__Problem statement__. Exclude the pictures, then quote exactly the lines from the one holding "Read all visible content and emit it as JSON." through the last line of the records.
* Begin *
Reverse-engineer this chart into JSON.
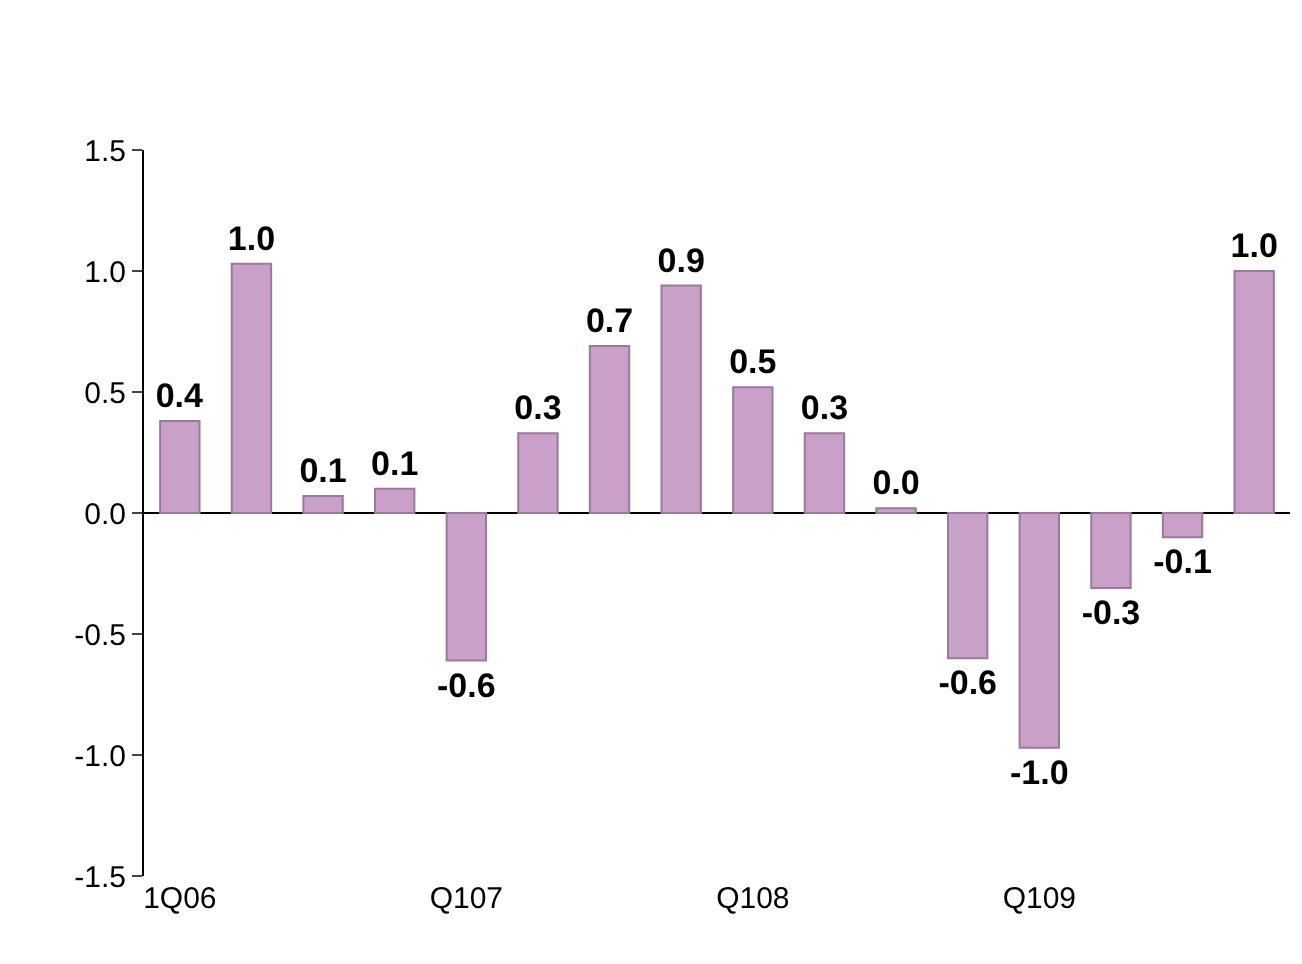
{
  "chart_data": {
    "type": "bar",
    "categories": [
      "1Q06",
      null,
      null,
      null,
      "Q107",
      null,
      null,
      null,
      "Q108",
      null,
      null,
      null,
      "Q109",
      null,
      null,
      null
    ],
    "values": [
      0.38,
      1.03,
      0.07,
      0.1,
      -0.61,
      0.33,
      0.69,
      0.94,
      0.52,
      0.33,
      0.02,
      -0.6,
      -0.97,
      -0.31,
      -0.1,
      1.0
    ],
    "value_labels": [
      "0.4",
      "1.0",
      "0.1",
      "0.1",
      "-0.6",
      "0.3",
      "0.7",
      "0.9",
      "0.5",
      "0.3",
      "0.0",
      "-0.6",
      "-1.0",
      "-0.3",
      "-0.1",
      "1.0"
    ],
    "color": "#c8a0c8",
    "ylim": [
      -1.5,
      1.5
    ],
    "yticks": [
      {
        "value": -1.5,
        "label": "-1.5"
      },
      {
        "value": -1,
        "label": "-1.0"
      },
      {
        "value": -0.5,
        "label": "-0.5"
      },
      {
        "value": 0,
        "label": "0.0"
      },
      {
        "value": 0.5,
        "label": "0.5"
      },
      {
        "value": 1,
        "label": "1.0"
      },
      {
        "value": 1.5,
        "label": "1.5"
      }
    ],
    "grid": "zero"
  }
}
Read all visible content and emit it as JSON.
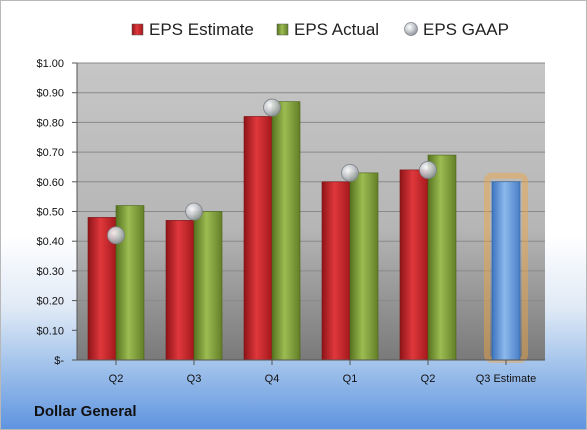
{
  "company_name": "Dollar General",
  "colors": {
    "estimate": "#c0262b",
    "actual": "#7a9a38",
    "gaap": "#b5b9bf",
    "future_estimate": "#5b93d6",
    "future_glow": "#f4a640"
  },
  "chart_data": {
    "type": "bar",
    "categories": [
      "Q2",
      "Q3",
      "Q4",
      "Q1",
      "Q2",
      "Q3 Estimate"
    ],
    "series": [
      {
        "name": "EPS Estimate",
        "values": [
          0.48,
          0.47,
          0.82,
          0.6,
          0.64,
          0.6
        ],
        "marker": "bar"
      },
      {
        "name": "EPS Actual",
        "values": [
          0.52,
          0.5,
          0.87,
          0.63,
          0.69,
          null
        ],
        "marker": "bar"
      },
      {
        "name": "EPS GAAP",
        "values": [
          0.42,
          0.5,
          0.85,
          0.63,
          0.64,
          null
        ],
        "marker": "bubble"
      }
    ],
    "ylim": [
      0,
      1.0
    ],
    "yticks": [
      "$-",
      "$0.10",
      "$0.20",
      "$0.30",
      "$0.40",
      "$0.50",
      "$0.60",
      "$0.70",
      "$0.80",
      "$0.90",
      "$1.00"
    ],
    "grid": true,
    "legend_position": "top",
    "title": "",
    "xlabel": "",
    "ylabel": ""
  }
}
* End *
__Exercise result__.
Read all visible content and emit it as JSON.
{
  "company_name": "Dollar General",
  "colors": {
    "estimate": "#c0262b",
    "actual": "#7a9a38",
    "gaap": "#b5b9bf",
    "future_estimate": "#5b93d6",
    "future_glow": "#f4a640"
  },
  "chart_data": {
    "type": "bar",
    "categories": [
      "Q2",
      "Q3",
      "Q4",
      "Q1",
      "Q2",
      "Q3 Estimate"
    ],
    "series": [
      {
        "name": "EPS Estimate",
        "values": [
          0.48,
          0.47,
          0.82,
          0.6,
          0.64,
          0.6
        ],
        "marker": "bar"
      },
      {
        "name": "EPS Actual",
        "values": [
          0.52,
          0.5,
          0.87,
          0.63,
          0.69,
          null
        ],
        "marker": "bar"
      },
      {
        "name": "EPS GAAP",
        "values": [
          0.42,
          0.5,
          0.85,
          0.63,
          0.64,
          null
        ],
        "marker": "bubble"
      }
    ],
    "ylim": [
      0,
      1.0
    ],
    "yticks": [
      "$-",
      "$0.10",
      "$0.20",
      "$0.30",
      "$0.40",
      "$0.50",
      "$0.60",
      "$0.70",
      "$0.80",
      "$0.90",
      "$1.00"
    ],
    "grid": true,
    "legend_position": "top",
    "title": "",
    "xlabel": "",
    "ylabel": ""
  }
}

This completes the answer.